■ **Stated goal 1**: In the wedding barn text, how do the words from "Hayes has a" to "her grandfather's memory." read if you replace "groomsmen suite" with "bridal lounge"?

■ **Text**:
Recently, Altes brought another Ormond Beach resident into the business. Caley Hayes is on board as the lead events manager, having met Altes through a friend of a friend. Hayes, who has experience in the floral and event industries, as well as historical restoration due to her involvement with the Ormond Garage, said she hasn't seen another wedding barn that compares. 

Caley Hayes and Shauna Altes are both Ormond Beach residents. Photo courtesy of the Locke Agency

Hayes has a personal tie to the building now too, as classic car and car parts owned by her late grandfather, Bud Pike are being used for decor in the groomsmen suite. Pike died at age 79 in 2018, and he was the founder of the Volusia Region Antique Automobile Club of America. The Grand Ol' Barn is yet another place that will carry her grandfather's memory.

“It literally gives me goosebumps because you feel how nostalgic this place is," Hayes said.

■ **Records to process**:

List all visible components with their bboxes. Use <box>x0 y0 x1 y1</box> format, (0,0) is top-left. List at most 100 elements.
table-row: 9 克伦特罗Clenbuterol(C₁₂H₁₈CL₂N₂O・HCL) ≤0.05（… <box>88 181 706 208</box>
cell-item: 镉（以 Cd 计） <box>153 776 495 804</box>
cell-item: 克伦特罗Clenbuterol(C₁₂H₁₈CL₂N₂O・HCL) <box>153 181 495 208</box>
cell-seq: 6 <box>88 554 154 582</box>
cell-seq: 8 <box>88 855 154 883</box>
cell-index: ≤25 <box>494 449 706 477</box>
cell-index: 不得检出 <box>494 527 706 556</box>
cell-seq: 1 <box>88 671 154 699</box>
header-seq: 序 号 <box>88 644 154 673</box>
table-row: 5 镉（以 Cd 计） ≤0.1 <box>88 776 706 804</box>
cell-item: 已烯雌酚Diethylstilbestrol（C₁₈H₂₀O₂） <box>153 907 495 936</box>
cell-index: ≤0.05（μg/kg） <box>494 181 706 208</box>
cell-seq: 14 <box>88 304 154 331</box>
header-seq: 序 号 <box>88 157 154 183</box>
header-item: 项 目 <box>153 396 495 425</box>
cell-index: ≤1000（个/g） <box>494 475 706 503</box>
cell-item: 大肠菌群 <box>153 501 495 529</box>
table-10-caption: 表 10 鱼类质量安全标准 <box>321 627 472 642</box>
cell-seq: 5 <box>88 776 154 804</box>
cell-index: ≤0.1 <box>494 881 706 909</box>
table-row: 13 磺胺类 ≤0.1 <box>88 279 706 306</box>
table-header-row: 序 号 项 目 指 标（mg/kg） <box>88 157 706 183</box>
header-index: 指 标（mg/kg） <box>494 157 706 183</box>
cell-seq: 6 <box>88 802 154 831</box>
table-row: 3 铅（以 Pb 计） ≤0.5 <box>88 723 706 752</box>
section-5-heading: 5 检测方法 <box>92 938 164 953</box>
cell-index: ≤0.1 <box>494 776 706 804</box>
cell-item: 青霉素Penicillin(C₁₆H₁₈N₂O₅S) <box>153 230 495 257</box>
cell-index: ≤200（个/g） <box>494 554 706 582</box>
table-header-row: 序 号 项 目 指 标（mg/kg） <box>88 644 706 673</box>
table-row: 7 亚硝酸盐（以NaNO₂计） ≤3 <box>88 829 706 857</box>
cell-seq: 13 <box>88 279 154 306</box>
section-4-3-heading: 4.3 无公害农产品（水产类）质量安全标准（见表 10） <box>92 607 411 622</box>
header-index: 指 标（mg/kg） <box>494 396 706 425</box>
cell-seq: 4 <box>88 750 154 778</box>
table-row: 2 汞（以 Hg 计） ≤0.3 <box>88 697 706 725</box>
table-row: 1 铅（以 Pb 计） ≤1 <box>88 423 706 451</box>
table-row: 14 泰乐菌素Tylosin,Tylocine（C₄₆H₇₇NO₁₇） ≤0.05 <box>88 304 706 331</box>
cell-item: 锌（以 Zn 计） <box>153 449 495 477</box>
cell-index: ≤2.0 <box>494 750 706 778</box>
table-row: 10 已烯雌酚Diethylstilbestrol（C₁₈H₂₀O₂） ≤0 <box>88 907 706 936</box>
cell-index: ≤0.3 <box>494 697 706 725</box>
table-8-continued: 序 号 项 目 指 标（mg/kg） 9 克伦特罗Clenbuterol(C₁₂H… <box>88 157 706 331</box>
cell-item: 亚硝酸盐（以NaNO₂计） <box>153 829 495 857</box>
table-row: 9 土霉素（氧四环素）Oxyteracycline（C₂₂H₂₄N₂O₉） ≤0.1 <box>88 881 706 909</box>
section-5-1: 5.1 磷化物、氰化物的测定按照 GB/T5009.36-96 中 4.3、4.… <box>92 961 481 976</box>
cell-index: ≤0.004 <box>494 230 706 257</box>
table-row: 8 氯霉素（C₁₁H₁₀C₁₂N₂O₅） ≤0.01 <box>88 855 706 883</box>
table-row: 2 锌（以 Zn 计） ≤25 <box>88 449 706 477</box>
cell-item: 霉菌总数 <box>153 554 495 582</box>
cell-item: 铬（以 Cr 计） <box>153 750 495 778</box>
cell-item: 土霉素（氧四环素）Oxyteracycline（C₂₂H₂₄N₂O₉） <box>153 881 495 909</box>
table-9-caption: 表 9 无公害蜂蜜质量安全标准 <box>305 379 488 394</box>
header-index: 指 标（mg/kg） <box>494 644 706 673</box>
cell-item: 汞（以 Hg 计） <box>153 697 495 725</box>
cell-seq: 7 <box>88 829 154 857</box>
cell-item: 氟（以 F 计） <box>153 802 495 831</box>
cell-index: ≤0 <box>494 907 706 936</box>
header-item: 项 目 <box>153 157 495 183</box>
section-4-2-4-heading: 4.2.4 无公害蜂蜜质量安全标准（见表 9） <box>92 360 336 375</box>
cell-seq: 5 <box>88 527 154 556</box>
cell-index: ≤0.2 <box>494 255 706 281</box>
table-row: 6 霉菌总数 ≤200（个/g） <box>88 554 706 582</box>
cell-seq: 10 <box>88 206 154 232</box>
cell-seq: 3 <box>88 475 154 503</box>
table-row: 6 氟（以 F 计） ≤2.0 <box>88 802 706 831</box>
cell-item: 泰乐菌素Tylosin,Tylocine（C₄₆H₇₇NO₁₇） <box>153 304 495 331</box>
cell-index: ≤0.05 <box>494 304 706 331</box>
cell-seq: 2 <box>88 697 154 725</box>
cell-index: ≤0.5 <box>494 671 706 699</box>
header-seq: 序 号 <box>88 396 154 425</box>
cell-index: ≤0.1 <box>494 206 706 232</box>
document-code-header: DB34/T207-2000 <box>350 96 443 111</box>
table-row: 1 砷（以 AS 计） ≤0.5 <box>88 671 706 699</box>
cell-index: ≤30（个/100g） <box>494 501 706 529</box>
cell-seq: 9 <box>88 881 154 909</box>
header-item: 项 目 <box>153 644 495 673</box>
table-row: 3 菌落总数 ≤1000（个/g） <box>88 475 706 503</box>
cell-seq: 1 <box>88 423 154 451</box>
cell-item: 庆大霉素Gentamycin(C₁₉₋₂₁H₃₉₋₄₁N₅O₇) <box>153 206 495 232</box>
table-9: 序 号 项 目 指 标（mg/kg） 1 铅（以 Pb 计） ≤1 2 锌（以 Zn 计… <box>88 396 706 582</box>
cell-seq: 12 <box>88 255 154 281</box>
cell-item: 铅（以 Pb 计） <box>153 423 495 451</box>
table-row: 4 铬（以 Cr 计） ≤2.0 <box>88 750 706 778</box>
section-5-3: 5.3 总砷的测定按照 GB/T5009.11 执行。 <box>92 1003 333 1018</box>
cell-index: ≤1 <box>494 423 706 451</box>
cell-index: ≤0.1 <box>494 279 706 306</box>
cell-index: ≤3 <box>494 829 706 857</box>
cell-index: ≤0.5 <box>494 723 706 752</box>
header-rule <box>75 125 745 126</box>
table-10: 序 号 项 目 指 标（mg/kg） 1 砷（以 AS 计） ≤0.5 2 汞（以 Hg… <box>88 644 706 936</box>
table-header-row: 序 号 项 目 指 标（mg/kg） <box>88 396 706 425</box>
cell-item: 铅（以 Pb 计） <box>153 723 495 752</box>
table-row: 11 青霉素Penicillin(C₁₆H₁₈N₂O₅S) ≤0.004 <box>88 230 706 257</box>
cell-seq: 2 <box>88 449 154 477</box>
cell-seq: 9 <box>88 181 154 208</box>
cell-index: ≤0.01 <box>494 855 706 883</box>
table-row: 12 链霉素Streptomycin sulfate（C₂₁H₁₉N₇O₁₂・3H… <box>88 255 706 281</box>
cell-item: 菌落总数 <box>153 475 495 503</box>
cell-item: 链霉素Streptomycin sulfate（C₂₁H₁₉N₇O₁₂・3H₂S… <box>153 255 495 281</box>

■ **Stated goal 2**: Can you transcribe the listing exactly, from its first line through the line with "table-row: 3 铅（以", including both?

■ **Written solution 1**:
Hayes has a personal tie to the building now too, as classic car and car parts owned by her late grandfather, Bud Pike are being used for decor in the bridal lounge. Pike died at age 79 in 2018, and he was the founder of the Volusia Region Antique Automobile Club of America. The Grand Ol' Barn is yet another place that will carry her grandfather's memory.

■ **Written solution 2**:
List all visible components with their bboxes. Use <box>x0 y0 x1 y1</box> format, (0,0) is top-left. List at most 100 elements.
table-row: 9 克伦特罗Clenbuterol(C₁₂H₁₈CL₂N₂O・HCL) ≤0.05（… <box>88 181 706 208</box>
cell-item: 镉（以 Cd 计） <box>153 776 495 804</box>
cell-item: 克伦特罗Clenbuterol(C₁₂H₁₈CL₂N₂O・HCL) <box>153 181 495 208</box>
cell-seq: 6 <box>88 554 154 582</box>
cell-seq: 8 <box>88 855 154 883</box>
cell-index: ≤25 <box>494 449 706 477</box>
cell-index: 不得检出 <box>494 527 706 556</box>
cell-seq: 1 <box>88 671 154 699</box>
header-seq: 序 号 <box>88 644 154 673</box>
table-row: 5 镉（以 Cd 计） ≤0.1 <box>88 776 706 804</box>
cell-item: 已烯雌酚Diethylstilbestrol（C₁₈H₂₀O₂） <box>153 907 495 936</box>
cell-index: ≤0.05（μg/kg） <box>494 181 706 208</box>
cell-seq: 14 <box>88 304 154 331</box>
header-seq: 序 号 <box>88 157 154 183</box>
header-item: 项 目 <box>153 396 495 425</box>
cell-index: ≤1000（个/g） <box>494 475 706 503</box>
cell-item: 大肠菌群 <box>153 501 495 529</box>
table-10-caption: 表 10 鱼类质量安全标准 <box>321 627 472 642</box>
cell-seq: 5 <box>88 776 154 804</box>
cell-index: ≤0.1 <box>494 881 706 909</box>
table-row: 13 磺胺类 ≤0.1 <box>88 279 706 306</box>
table-header-row: 序 号 项 目 指 标（mg/kg） <box>88 157 706 183</box>
header-index: 指 标（mg/kg） <box>494 157 706 183</box>
cell-seq: 6 <box>88 802 154 831</box>
table-row: 3 铅（以 Pb 计） ≤0.5 <box>88 723 706 752</box>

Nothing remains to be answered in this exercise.